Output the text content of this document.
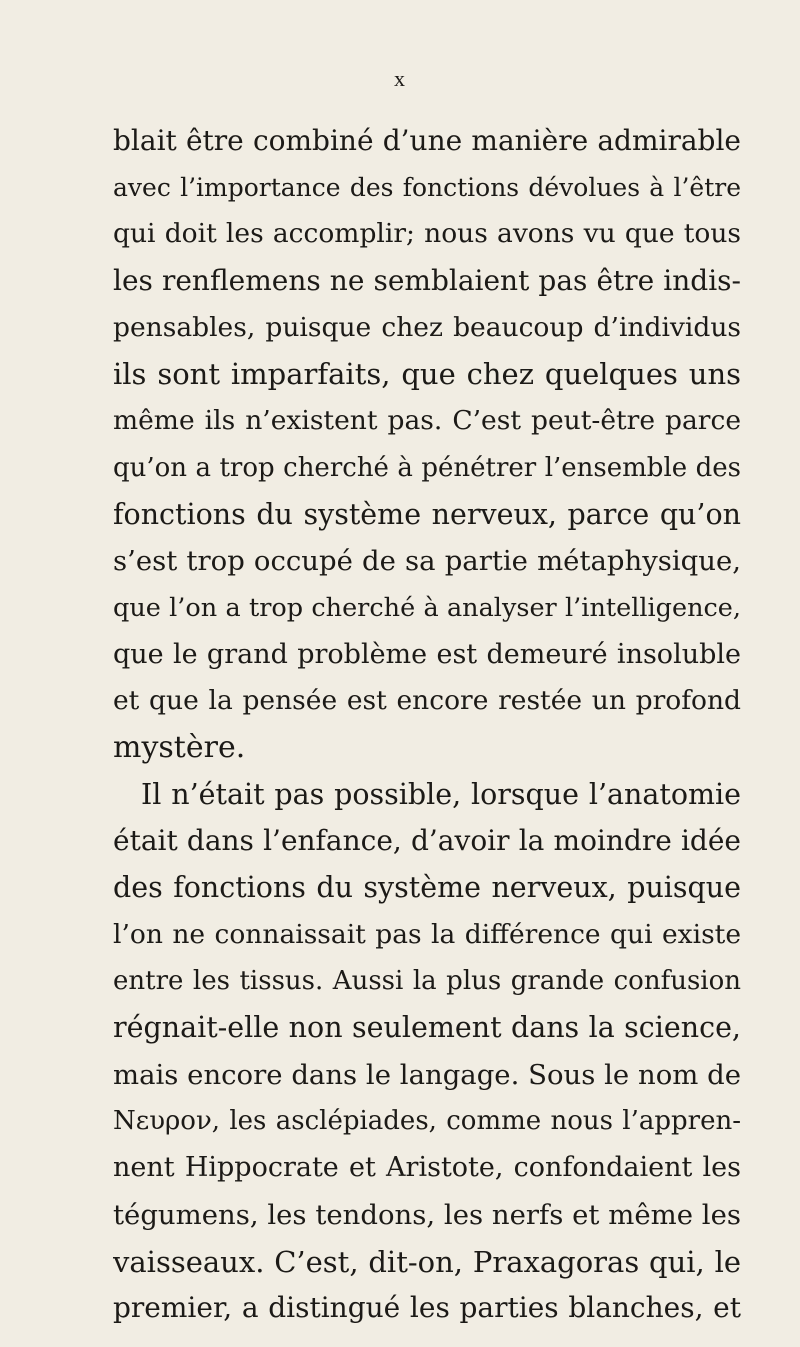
x
blait être combiné d’une manière admirable
avec l’importance des fonctions dévolues à l’être
qui doit les accomplir; nous avons vu que tous
les renflemens ne semblaient pas être indis-
pensables, puisque chez beaucoup d’individus
ils sont imparfaits, que chez quelques uns
même ils n’existent pas. C’est peut-être parce
qu’on a trop cherché à pénétrer l’ensemble des
fonctions du système nerveux, parce qu’on
s’est trop occupé de sa partie métaphysique,
que l’on a trop cherché à analyser l’intelligence,
que le grand problème est demeuré insoluble
et que la pensée est encore restée un profond
mystère.
Il n’était pas possible, lorsque l’anatomie
était dans l’enfance, d’avoir la moindre idée
des fonctions du système nerveux, puisque
l’on ne connaissait pas la différence qui existe
entre les tissus. Aussi la plus grande confusion
régnait-elle non seulement dans la science,
mais encore dans le langage. Sous le nom de
Νευρον, les asclépiades, comme nous l’appren-
nent Hippocrate et Aristote, confondaient les
tégumens, les tendons, les nerfs et même les
vaisseaux. C’est, dit-on, Praxagoras qui, le
premier, a distingué les parties blanches, et
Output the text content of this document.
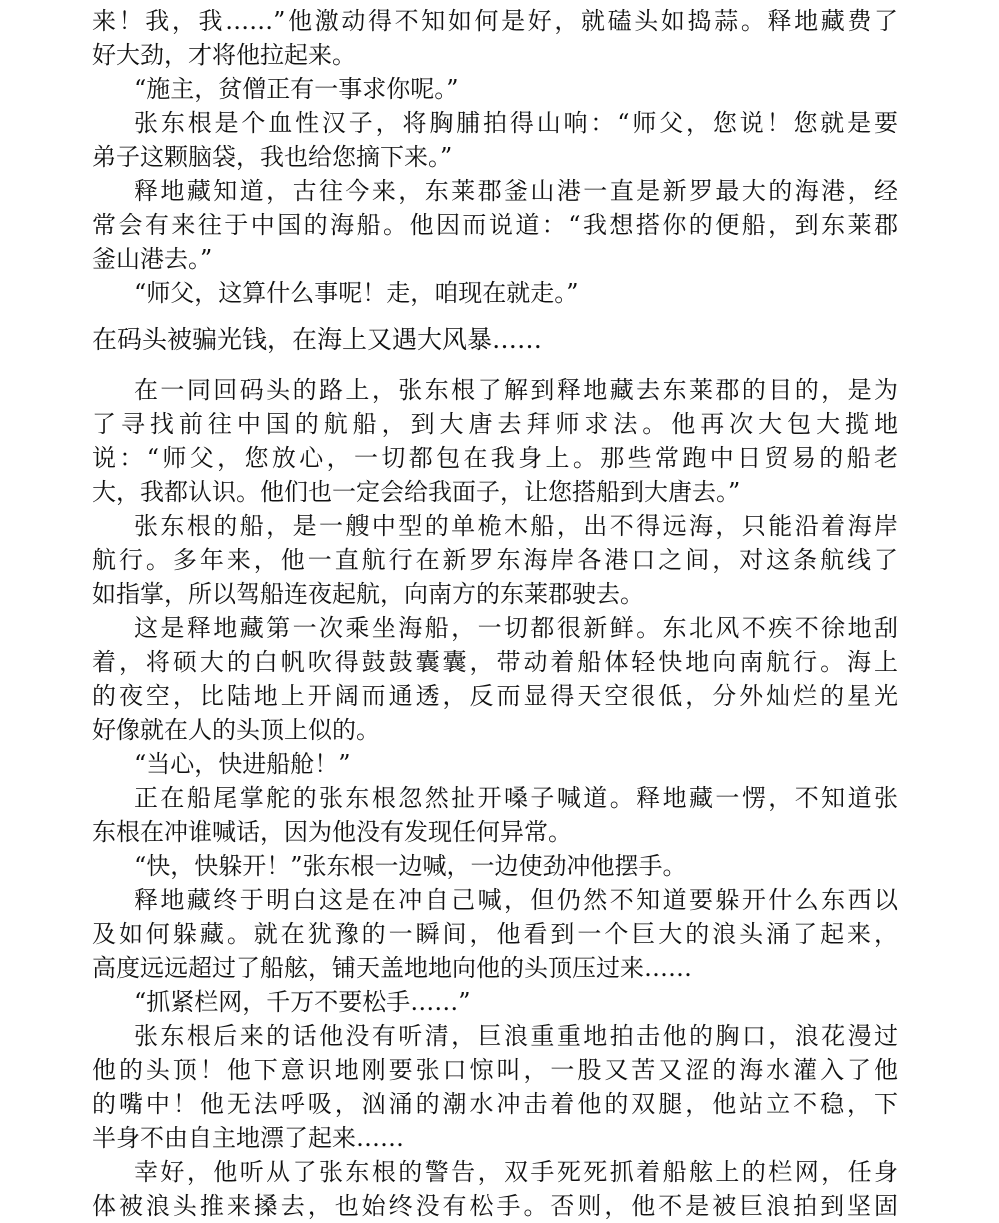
来！我，我……”他激动得不知如何是好，就磕头如捣蒜。释地藏费了
好大劲，才将他拉起来。
“施主，贫僧正有一事求你呢。”
张东根是个血性汉子，将胸脯拍得山响：“师父，您说！您就是要
弟子这颗脑袋，我也给您摘下来。”
释地藏知道，古往今来，东莱郡釜山港一直是新罗最大的海港，经
常会有来往于中国的海船。他因而说道：“我想搭你的便船，到东莱郡
釜山港去。”
“师父，这算什么事呢！走，咱现在就走。”
在码头被骗光钱，在海上又遇大风暴……
在一同回码头的路上，张东根了解到释地藏去东莱郡的目的，是为
了寻找前往中国的航船，到大唐去拜师求法。他再次大包大揽地
说：“师父，您放心，一切都包在我身上。那些常跑中日贸易的船老
大，我都认识。他们也一定会给我面子，让您搭船到大唐去。”
张东根的船，是一艘中型的单桅木船，出不得远海，只能沿着海岸
航行。多年来，他一直航行在新罗东海岸各港口之间，对这条航线了
如指掌，所以驾船连夜起航，向南方的东莱郡驶去。
这是释地藏第一次乘坐海船，一切都很新鲜。东北风不疾不徐地刮
着，将硕大的白帆吹得鼓鼓囊囊，带动着船体轻快地向南航行。海上
的夜空，比陆地上开阔而通透，反而显得天空很低，分外灿烂的星光
好像就在人的头顶上似的。
“当心，快进船舱！”
正在船尾掌舵的张东根忽然扯开嗓子喊道。释地藏一愣，不知道张
东根在冲谁喊话，因为他没有发现任何异常。
“快，快躲开！”张东根一边喊，一边使劲冲他摆手。
释地藏终于明白这是在冲自己喊，但仍然不知道要躲开什么东西以
及如何躲藏。就在犹豫的一瞬间，他看到一个巨大的浪头涌了起来，
高度远远超过了船舷，铺天盖地地向他的头顶压过来……
“抓紧栏网，千万不要松手……”
张东根后来的话他没有听清，巨浪重重地拍击他的胸口，浪花漫过
他的头顶！他下意识地刚要张口惊叫，一股又苦又涩的海水灌入了他
的嘴中！他无法呼吸，汹涌的潮水冲击着他的双腿，他站立不稳，下
半身不由自主地漂了起来……
幸好，他听从了张东根的警告，双手死死抓着船舷上的栏网，任身
体被浪头推来搡去，也始终没有松手。否则，他不是被巨浪拍到坚固
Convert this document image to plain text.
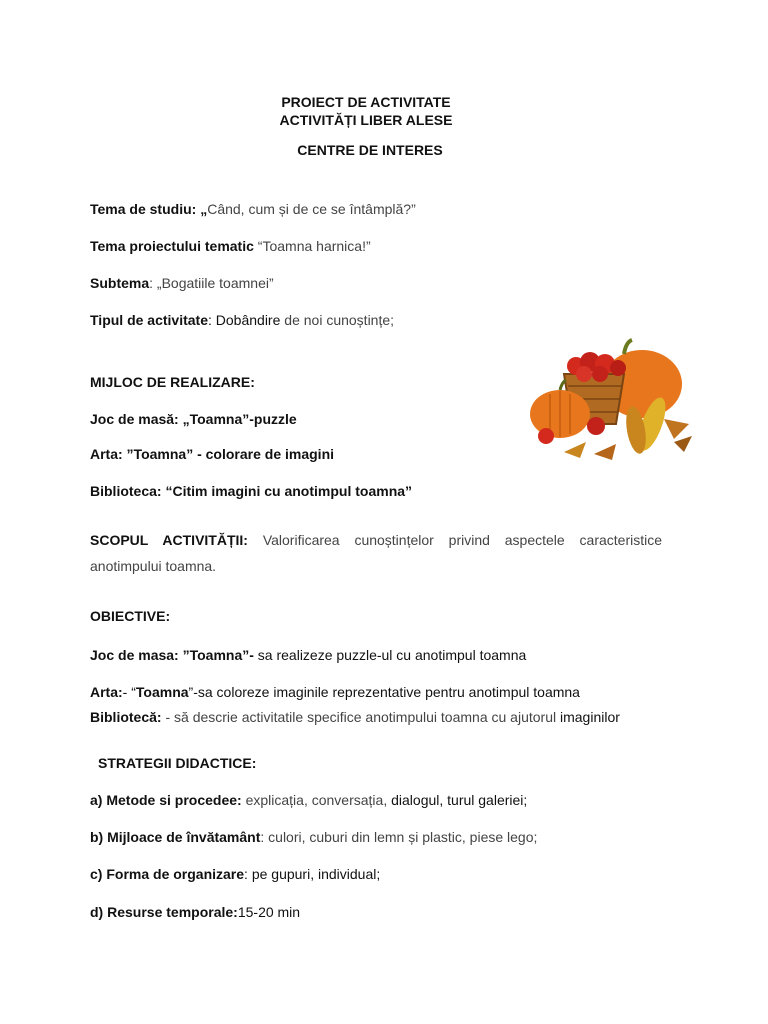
PROIECT DE ACTIVITATE
ACTIVITĂȚI LIBER ALESE
CENTRE DE INTERES
Tema de studiu: „Când, cum și de ce se întâmplă?”
Tema proiectului tematic “Toamna harnica!”
Subtema: „Bogatiile toamnei”
Tipul de activitate: Dobândire de noi cunoștințe;
MIJLOC DE REALIZARE:
Joc de masă: „Toamna”-puzzle
Arta: ”Toamna” - colorare de imagini
Biblioteca: “Citim imagini cu anotimpul toamna”
SCOPUL ACTIVITĂȚII: Valorificarea cunoștințelor privind aspectele caracteristice anotimpului toamna.
OBIECTIVE:
Joc de masa: ”Toamna”- sa realizeze puzzle-ul cu anotimpul toamna
Arta:- “Toamna”-sa coloreze imaginile reprezentative pentru anotimpul toamna
Bibliotecă: - să descrie activitatile specifice anotimpului toamna cu ajutorul imaginilor
STRATEGII DIDACTICE:
a) Metode si procedee: explicația, conversația, dialogul, turul galeriei;
b) Mijloace de învătamânt: culori, cuburi din lemn și plastic, piese lego;
c) Forma de organizare: pe gupuri, individual;
d) Resurse temporale:15-20 min
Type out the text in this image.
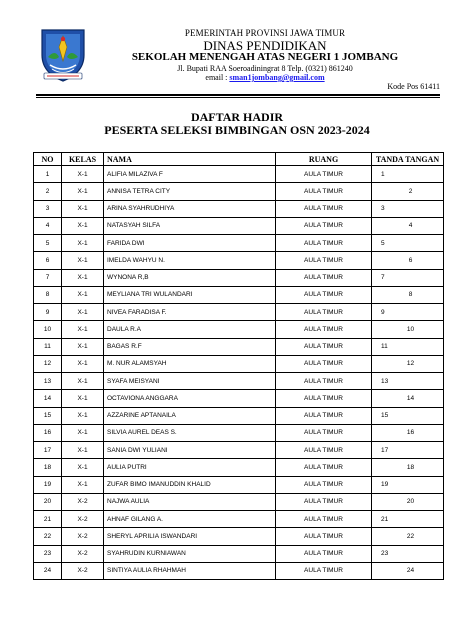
PEMERINTAH PROVINSI JAWA TIMUR
DINAS PENDIDIKAN
SEKOLAH MENENGAH ATAS NEGERI 1 JOMBANG
Jl. Bupati RAA Soeroadiningrat 8 Telp. (0321) 861240
email : sman1jombang@gmail.com
Kode Pos 61411
DAFTAR HADIR
PESERTA SELEKSI BIMBINGAN OSN 2023-2024
NO	KELAS	NAMA	RUANG	TANDA TANGAN
1	X-1	ALIFIA MILAZIVA F	AULA TIMUR	1

2	X-1	ANNISA TETRA CITY	AULA TIMUR	2

3	X-1	ARINA SYAHRUDHIYA	AULA TIMUR	3

4	X-1	NATASYAH SILFA	AULA TIMUR	4

5	X-1	FARIDA DWI	AULA TIMUR	5

6	X-1	IMELDA WAHYU N.	AULA TIMUR	6

7	X-1	WYNONA R,B	AULA TIMUR	7

8	X-1	MEYLIANA TRI WULANDARI	AULA TIMUR	8

9	X-1	NIVEA FARADISA F.	AULA TIMUR	9

10	X-1	DAULA R.A	AULA TIMUR	10

11	X-1	BAGAS R.F	AULA TIMUR	11

12	X-1	M. NUR ALAMSYAH	AULA TIMUR	12

13	X-1	SYAFA MEISYANI	AULA TIMUR	13

14	X-1	OCTAVIONA ANGGARA	AULA TIMUR	14

15	X-1	AZZARINE APTANAILA	AULA TIMUR	15

16	X-1	SILVIA AUREL DEAS S.	AULA TIMUR	16

17	X-1	SANIA DWI YULIANI	AULA TIMUR	17

18	X-1	AULIA PUTRI	AULA TIMUR	18

19	X-1	ZUFAR BIMO IMANUDDIN KHALID	AULA TIMUR	19

20	X-2	NAJWA AULIA	AULA TIMUR	20

21	X-2	AHNAF GILANG A.	AULA TIMUR	21

22	X-2	SHERYL APRILIA ISWANDARI	AULA TIMUR	22

23	X-2	SYAHRUDIN KURNIAWAN	AULA TIMUR	23

24	X-2	SINTIYA AULIA RHAHMAH	AULA TIMUR	24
-------
* **DIRECTIONS**: Reproduce the records, all of them, word for word; omit the pictures.

* **ANSWER TO THIS EXERCISE**:
Output the text content of this document.
x
blait être combiné d’une manière admirable
avec l’importance des fonctions dévolues à l’être
qui doit les accomplir; nous avons vu que tous
les renflemens ne semblaient pas être indis-
pensables, puisque chez beaucoup d’individus
ils sont imparfaits, que chez quelques uns
même ils n’existent pas. C’est peut-être parce
qu’on a trop cherché à pénétrer l’ensemble des
fonctions du système nerveux, parce qu’on
s’est trop occupé de sa partie métaphysique,
que l’on a trop cherché à analyser l’intelligence,
que le grand problème est demeuré insoluble
et que la pensée est encore restée un profond
mystère.
Il n’était pas possible, lorsque l’anatomie
était dans l’enfance, d’avoir la moindre idée
des fonctions du système nerveux, puisque
l’on ne connaissait pas la différence qui existe
entre les tissus. Aussi la plus grande confusion
régnait-elle non seulement dans la science,
mais encore dans le langage. Sous le nom de
Νευρον, les asclépiades, comme nous l’appren-
nent Hippocrate et Aristote, confondaient les
tégumens, les tendons, les nerfs et même les
vaisseaux. C’est, dit-on, Praxagoras qui, le
premier, a distingué les parties blanches, et
Output the text content of this document.
来！我，我……”他激动得不知如何是好，就磕头如捣蒜。释地藏费了
好大劲，才将他拉起来。
“施主，贫僧正有一事求你呢。”
张东根是个血性汉子，将胸脯拍得山响：“师父，您说！您就是要
弟子这颗脑袋，我也给您摘下来。”
释地藏知道，古往今来，东莱郡釜山港一直是新罗最大的海港，经
常会有来往于中国的海船。他因而说道：“我想搭你的便船，到东莱郡
釜山港去。”
“师父，这算什么事呢！走，咱现在就走。”
在码头被骗光钱，在海上又遇大风暴……
在一同回码头的路上，张东根了解到释地藏去东莱郡的目的，是为
了寻找前往中国的航船，到大唐去拜师求法。他再次大包大揽地
说：“师父，您放心，一切都包在我身上。那些常跑中日贸易的船老
大，我都认识。他们也一定会给我面子，让您搭船到大唐去。”
张东根的船，是一艘中型的单桅木船，出不得远海，只能沿着海岸
航行。多年来，他一直航行在新罗东海岸各港口之间，对这条航线了
如指掌，所以驾船连夜起航，向南方的东莱郡驶去。
这是释地藏第一次乘坐海船，一切都很新鲜。东北风不疾不徐地刮
着，将硕大的白帆吹得鼓鼓囊囊，带动着船体轻快地向南航行。海上
的夜空，比陆地上开阔而通透，反而显得天空很低，分外灿烂的星光
好像就在人的头顶上似的。
“当心，快进船舱！”
正在船尾掌舵的张东根忽然扯开嗓子喊道。释地藏一愣，不知道张
东根在冲谁喊话，因为他没有发现任何异常。
“快，快躲开！”张东根一边喊，一边使劲冲他摆手。
释地藏终于明白这是在冲自己喊，但仍然不知道要躲开什么东西以
及如何躲藏。就在犹豫的一瞬间，他看到一个巨大的浪头涌了起来，
高度远远超过了船舷，铺天盖地地向他的头顶压过来……
“抓紧栏网，千万不要松手……”
张东根后来的话他没有听清，巨浪重重地拍击他的胸口，浪花漫过
他的头顶！他下意识地刚要张口惊叫，一股又苦又涩的海水灌入了他
的嘴中！他无法呼吸，汹涌的潮水冲击着他的双腿，他站立不稳，下
半身不由自主地漂了起来……
幸好，他听从了张东根的警告，双手死死抓着船舷上的栏网，任身
体被浪头推来搡去，也始终没有松手。否则，他不是被巨浪拍到坚固
Convert this document image to plain text.
PROIECT DE ACTIVITATE
ACTIVITĂȚI LIBER ALESE
CENTRE DE INTERES
Tema de studiu: „Când, cum și de ce se întâmplă?”
Tema proiectului tematic “Toamna harnica!”
Subtema: „Bogatiile toamnei”
Tipul de activitate: Dobândire de noi cunoștințe;
MIJLOC DE REALIZARE:
Joc de masă: „Toamna”-puzzle
Arta: ”Toamna” - colorare de imagini
Biblioteca: “Citim imagini cu anotimpul toamna”
SCOPUL ACTIVITĂȚII: Valorificarea cunoștințelor privind aspectele caracteristice anotimpului toamna.
OBIECTIVE:
Joc de masa: ”Toamna”- sa realizeze puzzle-ul cu anotimpul toamna
Arta:- “Toamna”-sa coloreze imaginile reprezentative pentru anotimpul toamna
Bibliotecă: - să descrie activitatile specifice anotimpului toamna cu ajutorul imaginilor
STRATEGII DIDACTICE:
a) Metode si procedee: explicația, conversația, dialogul, turul galeriei;
b) Mijloace de învătamânt: culori, cuburi din lemn și plastic, piese lego;
c) Forma de organizare: pe gupuri, individual;
d) Resurse temporale:15-20 min
Type out the text in this image.
PEMERINTAH PROVINSI JAWA TIMUR
DINAS PENDIDIKAN
SEKOLAH MENENGAH ATAS NEGERI 1 JOMBANG
Jl. Bupati RAA Soeroadiningrat 8 Telp. (0321) 861240
email : sman1jombang@gmail.com
Kode Pos 61411
DAFTAR HADIR
PESERTA SELEKSI BIMBINGAN OSN 2023-2024
NO	KELAS	NAMA	RUANG	TANDA TANGAN
1	X-1	ALIFIA MILAZIVA F	AULA TIMUR	1

2	X-1	ANNISA TETRA CITY	AULA TIMUR	2

3	X-1	ARINA SYAHRUDHIYA	AULA TIMUR	3

4	X-1	NATASYAH SILFA	AULA TIMUR	4

5	X-1	FARIDA DWI	AULA TIMUR	5

6	X-1	IMELDA WAHYU N.	AULA TIMUR	6

7	X-1	WYNONA R,B	AULA TIMUR	7

8	X-1	MEYLIANA TRI WULANDARI	AULA TIMUR	8

9	X-1	NIVEA FARADISA F.	AULA TIMUR	9

10	X-1	DAULA R.A	AULA TIMUR	10

11	X-1	BAGAS R.F	AULA TIMUR	11

12	X-1	M. NUR ALAMSYAH	AULA TIMUR	12

13	X-1	SYAFA MEISYANI	AULA TIMUR	13

14	X-1	OCTAVIONA ANGGARA	AULA TIMUR	14

15	X-1	AZZARINE APTANAILA	AULA TIMUR	15

16	X-1	SILVIA AUREL DEAS S.	AULA TIMUR	16

17	X-1	SANIA DWI YULIANI	AULA TIMUR	17

18	X-1	AULIA PUTRI	AULA TIMUR	18

19	X-1	ZUFAR BIMO IMANUDDIN KHALID	AULA TIMUR	19

20	X-2	NAJWA AULIA	AULA TIMUR	20

21	X-2	AHNAF GILANG A.	AULA TIMUR	21

22	X-2	SHERYL APRILIA ISWANDARI	AULA TIMUR	22

23	X-2	SYAHRUDIN KURNIAWAN	AULA TIMUR	23

24	X-2	SINTIYA AULIA RHAHMAH	AULA TIMUR	24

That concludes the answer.